- DOCUMENT PASSAGE:
:::
Kathy Steele 2021: All 7 Topics on Complex Trauma and Dissociation - 25 hours
By purchasing all series you will have access to seven interesting topics pertaining to the assessment and treatment of Complex Trauma and Dissociative Disorders in adult clients who have been exposed to developmental trauma.
1: Assessment of Complex Trauma & Dissociation
Clinical assessment strategies for the major DSM 5 dissociative disorders, Dissociative Identity Disorder (DID) and Other Specified Dissociative Disorder, Example 1, will be discussed. How to ask clients about current and past amnesia and distinguish it from the lack of memory that results from spacing out will be a major focus. In addition, we will explore several dissociative symptoms that are similar to psychotic symptoms and must be differentiated from psychosis. Several major clinical interview and self-report measures will be included.
2: Treatment Trajectories and Prognosis in Complex Trauma & Dissociation
What informs us of how long and challenging a treatment course might last with clients who have Complex PTSD or Dissociative Disorders? In this webinar we will discuss factors that affect prognosis and the length and course of therapy. We will explore what to look for in assessment and early treatment, and how to plan therapy according to prognostic factors.
:::
(Dataset rows)
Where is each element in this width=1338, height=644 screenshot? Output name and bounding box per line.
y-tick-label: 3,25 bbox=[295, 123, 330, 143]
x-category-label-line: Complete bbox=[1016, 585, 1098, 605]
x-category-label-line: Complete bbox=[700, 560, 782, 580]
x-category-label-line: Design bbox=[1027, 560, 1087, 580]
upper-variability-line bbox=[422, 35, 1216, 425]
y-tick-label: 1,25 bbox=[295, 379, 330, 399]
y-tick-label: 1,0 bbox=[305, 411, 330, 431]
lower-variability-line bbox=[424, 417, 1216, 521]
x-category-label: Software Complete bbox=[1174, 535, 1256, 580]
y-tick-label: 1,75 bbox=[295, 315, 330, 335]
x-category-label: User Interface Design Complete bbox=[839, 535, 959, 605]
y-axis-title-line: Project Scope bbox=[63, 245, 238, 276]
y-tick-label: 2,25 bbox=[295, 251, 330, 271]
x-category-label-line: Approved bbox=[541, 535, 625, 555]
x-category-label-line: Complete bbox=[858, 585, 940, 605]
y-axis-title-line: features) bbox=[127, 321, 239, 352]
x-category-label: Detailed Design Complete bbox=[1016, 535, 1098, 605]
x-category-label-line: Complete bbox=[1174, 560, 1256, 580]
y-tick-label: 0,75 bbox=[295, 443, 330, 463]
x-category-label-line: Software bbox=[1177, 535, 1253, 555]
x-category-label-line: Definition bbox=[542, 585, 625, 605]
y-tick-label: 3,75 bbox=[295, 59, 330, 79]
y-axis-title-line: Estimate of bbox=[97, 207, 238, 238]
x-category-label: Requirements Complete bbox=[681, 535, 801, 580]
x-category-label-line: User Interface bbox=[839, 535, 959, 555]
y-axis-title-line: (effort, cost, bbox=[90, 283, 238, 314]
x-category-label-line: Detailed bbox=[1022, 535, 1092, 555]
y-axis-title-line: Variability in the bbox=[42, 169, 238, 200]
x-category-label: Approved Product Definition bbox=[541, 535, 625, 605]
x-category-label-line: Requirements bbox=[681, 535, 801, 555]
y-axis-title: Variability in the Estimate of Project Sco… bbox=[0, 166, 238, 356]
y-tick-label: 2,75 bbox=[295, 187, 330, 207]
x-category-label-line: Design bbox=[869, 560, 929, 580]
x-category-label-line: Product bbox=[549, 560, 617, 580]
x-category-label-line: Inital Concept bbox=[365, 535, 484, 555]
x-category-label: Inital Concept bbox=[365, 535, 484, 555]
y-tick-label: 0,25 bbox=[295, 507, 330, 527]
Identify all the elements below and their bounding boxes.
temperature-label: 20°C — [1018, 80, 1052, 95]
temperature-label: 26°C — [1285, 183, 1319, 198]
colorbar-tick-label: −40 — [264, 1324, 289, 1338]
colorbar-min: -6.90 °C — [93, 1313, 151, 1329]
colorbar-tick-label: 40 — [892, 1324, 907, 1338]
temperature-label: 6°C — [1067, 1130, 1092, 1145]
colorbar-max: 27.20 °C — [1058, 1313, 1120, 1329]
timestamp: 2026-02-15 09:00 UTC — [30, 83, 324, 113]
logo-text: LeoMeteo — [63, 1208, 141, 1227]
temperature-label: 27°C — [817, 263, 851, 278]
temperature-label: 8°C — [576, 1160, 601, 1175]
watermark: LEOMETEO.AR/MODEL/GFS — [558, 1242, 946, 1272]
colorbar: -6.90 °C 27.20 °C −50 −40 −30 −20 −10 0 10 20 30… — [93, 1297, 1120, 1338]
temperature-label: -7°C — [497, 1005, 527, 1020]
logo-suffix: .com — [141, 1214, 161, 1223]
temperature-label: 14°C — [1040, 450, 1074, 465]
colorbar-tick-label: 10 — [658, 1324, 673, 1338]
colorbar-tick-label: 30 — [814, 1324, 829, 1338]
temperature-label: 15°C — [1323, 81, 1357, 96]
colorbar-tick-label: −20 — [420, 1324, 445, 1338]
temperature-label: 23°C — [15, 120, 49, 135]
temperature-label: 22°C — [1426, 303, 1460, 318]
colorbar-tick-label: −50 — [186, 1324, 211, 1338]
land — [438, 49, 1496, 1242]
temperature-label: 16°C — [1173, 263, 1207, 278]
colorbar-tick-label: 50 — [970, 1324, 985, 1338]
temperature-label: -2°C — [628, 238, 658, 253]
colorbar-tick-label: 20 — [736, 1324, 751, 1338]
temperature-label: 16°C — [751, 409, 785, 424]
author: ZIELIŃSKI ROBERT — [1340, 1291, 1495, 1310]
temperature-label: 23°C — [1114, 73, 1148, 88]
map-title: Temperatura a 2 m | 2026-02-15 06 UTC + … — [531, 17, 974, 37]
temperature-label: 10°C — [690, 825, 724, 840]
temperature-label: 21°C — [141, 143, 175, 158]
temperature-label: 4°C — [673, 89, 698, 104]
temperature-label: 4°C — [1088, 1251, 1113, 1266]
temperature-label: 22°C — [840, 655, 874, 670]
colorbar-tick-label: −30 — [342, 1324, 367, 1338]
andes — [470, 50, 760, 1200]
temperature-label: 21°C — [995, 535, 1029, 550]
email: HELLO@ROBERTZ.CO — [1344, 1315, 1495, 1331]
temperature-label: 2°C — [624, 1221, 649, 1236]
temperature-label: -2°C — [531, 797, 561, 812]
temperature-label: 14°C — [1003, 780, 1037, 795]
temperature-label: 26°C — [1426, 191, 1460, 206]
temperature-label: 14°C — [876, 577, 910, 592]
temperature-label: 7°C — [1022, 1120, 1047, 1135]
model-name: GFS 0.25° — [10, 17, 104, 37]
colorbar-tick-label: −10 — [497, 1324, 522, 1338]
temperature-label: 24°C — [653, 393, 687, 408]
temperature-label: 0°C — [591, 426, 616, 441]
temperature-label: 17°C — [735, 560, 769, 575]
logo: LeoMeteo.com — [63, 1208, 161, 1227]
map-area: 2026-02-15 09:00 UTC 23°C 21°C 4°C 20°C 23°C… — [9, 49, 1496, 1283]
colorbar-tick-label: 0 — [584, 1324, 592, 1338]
:::
- YOUR INSTRUCTIONS: Can you extract the entire course listing on complex trauma and dissociation, word for word? These rows have no connection to the course listing on complex trauma and dissociation.

- SOLVED EXERCISE:
Kathy Steele 2021: All 7 Topics on Complex Trauma and Dissociation - 25 hours
By purchasing all series you will have access to seven interesting topics pertaining to the assessment and treatment of Complex Trauma and Dissociative Disorders in adult clients who have been exposed to developmental trauma.
1: Assessment of Complex Trauma & Dissociation
Clinical assessment strategies for the major DSM 5 dissociative disorders, Dissociative Identity Disorder (DID) and Other Specified Dissociative Disorder, Example 1, will be discussed. How to ask clients about current and past amnesia and distinguish it from the lack of memory that results from spacing out will be a major focus. In addition, we will explore several dissociative symptoms that are similar to psychotic symptoms and must be differentiated from psychosis. Several major clinical interview and self-report measures will be included.
2: Treatment Trajectories and Prognosis in Complex Trauma & Dissociation
What informs us of how long and challenging a treatment course might last with clients who have Complex PTSD or Dissociative Disorders? In this webinar we will discuss factors that affect prognosis and the length and course of therapy. We will explore what to look for in assessment and early treatment, and how to plan therapy according to prognostic factors.